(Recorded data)
——————————
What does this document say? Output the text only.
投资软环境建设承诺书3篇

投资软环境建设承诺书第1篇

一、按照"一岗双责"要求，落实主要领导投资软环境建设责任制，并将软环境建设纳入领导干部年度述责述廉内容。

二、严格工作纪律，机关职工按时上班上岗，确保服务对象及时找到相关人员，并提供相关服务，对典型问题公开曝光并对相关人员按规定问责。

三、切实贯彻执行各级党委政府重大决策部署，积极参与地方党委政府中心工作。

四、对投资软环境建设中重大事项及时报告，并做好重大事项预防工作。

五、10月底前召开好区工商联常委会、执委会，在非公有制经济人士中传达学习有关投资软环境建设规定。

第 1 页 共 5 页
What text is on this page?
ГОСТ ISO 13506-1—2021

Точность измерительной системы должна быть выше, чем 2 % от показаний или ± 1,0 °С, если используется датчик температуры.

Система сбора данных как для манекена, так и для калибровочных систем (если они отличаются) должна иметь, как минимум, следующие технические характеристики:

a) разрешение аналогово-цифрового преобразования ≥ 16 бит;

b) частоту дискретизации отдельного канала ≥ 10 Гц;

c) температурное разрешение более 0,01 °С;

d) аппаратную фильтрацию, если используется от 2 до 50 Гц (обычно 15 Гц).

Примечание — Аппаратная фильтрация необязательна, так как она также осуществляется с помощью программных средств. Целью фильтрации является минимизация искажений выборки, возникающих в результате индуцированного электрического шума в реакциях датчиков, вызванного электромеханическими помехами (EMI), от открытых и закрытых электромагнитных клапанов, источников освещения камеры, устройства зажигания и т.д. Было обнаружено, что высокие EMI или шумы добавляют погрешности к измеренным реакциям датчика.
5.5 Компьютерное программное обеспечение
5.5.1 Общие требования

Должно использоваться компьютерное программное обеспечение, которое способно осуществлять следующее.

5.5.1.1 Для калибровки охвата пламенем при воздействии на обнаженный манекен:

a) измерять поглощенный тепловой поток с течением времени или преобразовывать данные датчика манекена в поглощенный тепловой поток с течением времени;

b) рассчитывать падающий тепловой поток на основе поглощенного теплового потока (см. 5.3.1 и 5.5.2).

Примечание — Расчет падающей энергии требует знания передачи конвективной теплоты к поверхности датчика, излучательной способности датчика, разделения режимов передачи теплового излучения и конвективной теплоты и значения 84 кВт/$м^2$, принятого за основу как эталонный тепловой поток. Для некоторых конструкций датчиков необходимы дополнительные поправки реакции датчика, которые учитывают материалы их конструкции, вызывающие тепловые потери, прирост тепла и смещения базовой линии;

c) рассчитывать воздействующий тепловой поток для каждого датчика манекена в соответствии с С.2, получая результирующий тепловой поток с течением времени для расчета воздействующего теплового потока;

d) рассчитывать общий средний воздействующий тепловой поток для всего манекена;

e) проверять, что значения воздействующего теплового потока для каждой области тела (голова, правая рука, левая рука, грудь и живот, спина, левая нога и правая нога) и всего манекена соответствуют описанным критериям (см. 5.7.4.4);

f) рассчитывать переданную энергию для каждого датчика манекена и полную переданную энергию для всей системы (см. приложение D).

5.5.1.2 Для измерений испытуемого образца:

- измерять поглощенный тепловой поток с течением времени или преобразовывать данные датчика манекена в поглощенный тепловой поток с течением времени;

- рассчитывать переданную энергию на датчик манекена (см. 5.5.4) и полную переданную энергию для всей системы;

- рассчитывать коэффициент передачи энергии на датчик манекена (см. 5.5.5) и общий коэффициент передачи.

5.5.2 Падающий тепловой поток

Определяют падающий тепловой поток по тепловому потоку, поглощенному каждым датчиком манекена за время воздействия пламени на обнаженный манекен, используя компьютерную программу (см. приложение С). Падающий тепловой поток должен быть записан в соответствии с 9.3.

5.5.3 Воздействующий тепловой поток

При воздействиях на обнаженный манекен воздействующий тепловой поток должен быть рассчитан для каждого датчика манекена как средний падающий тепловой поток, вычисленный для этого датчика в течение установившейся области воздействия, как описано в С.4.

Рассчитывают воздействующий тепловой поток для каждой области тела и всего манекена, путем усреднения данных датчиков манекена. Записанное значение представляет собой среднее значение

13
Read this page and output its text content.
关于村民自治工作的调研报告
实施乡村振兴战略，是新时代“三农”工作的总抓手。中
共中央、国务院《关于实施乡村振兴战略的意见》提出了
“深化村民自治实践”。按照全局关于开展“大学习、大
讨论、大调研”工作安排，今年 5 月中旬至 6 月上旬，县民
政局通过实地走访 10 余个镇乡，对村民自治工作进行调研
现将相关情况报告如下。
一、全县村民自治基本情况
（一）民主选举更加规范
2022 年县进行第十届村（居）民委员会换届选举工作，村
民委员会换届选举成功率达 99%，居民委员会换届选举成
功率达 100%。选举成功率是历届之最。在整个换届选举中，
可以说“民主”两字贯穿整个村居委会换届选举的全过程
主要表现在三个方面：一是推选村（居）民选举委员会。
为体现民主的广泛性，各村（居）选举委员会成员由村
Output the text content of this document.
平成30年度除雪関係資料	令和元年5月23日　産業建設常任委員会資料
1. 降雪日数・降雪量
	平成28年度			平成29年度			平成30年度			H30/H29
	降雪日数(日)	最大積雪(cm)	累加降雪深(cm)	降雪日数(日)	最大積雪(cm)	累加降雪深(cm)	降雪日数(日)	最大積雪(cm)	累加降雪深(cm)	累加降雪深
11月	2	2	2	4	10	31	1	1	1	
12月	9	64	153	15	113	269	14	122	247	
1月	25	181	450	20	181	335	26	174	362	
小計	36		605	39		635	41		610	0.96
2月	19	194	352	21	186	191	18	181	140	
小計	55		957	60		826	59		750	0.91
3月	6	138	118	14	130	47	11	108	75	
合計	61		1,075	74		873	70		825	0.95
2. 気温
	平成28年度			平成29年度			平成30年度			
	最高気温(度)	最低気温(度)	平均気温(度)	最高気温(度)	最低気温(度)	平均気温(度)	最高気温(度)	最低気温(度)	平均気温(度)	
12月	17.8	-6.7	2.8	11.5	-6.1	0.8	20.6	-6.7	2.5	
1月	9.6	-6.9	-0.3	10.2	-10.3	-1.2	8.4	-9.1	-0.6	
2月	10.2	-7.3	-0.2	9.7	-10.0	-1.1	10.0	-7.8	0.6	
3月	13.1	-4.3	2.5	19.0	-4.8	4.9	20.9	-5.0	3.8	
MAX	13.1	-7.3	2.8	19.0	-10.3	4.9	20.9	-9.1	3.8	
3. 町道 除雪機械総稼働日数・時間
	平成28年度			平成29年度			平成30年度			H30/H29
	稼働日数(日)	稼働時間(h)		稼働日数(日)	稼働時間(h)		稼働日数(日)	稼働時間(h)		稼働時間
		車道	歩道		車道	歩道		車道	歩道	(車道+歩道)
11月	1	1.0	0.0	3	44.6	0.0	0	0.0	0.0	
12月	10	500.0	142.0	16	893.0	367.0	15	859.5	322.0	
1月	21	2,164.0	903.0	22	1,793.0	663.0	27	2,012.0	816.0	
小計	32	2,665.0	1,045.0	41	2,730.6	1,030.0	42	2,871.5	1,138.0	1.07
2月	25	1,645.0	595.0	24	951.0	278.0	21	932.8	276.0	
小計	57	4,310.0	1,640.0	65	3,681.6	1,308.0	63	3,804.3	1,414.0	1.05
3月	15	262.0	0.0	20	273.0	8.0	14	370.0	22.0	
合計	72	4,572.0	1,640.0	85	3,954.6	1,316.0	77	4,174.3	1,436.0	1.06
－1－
——————————
# What the task requires
Check every line for "преобразовывать" and show the ones that have it.

# Problem solution
a) измерять поглощенный тепловой поток с течением времени или преобразовывать данные датчика манекена в поглощенный тепловой поток с течением времени;
- измерять поглощенный тепловой поток с течением времени или преобразовывать данные датчика манекена в поглощенный тепловой поток с течением времени;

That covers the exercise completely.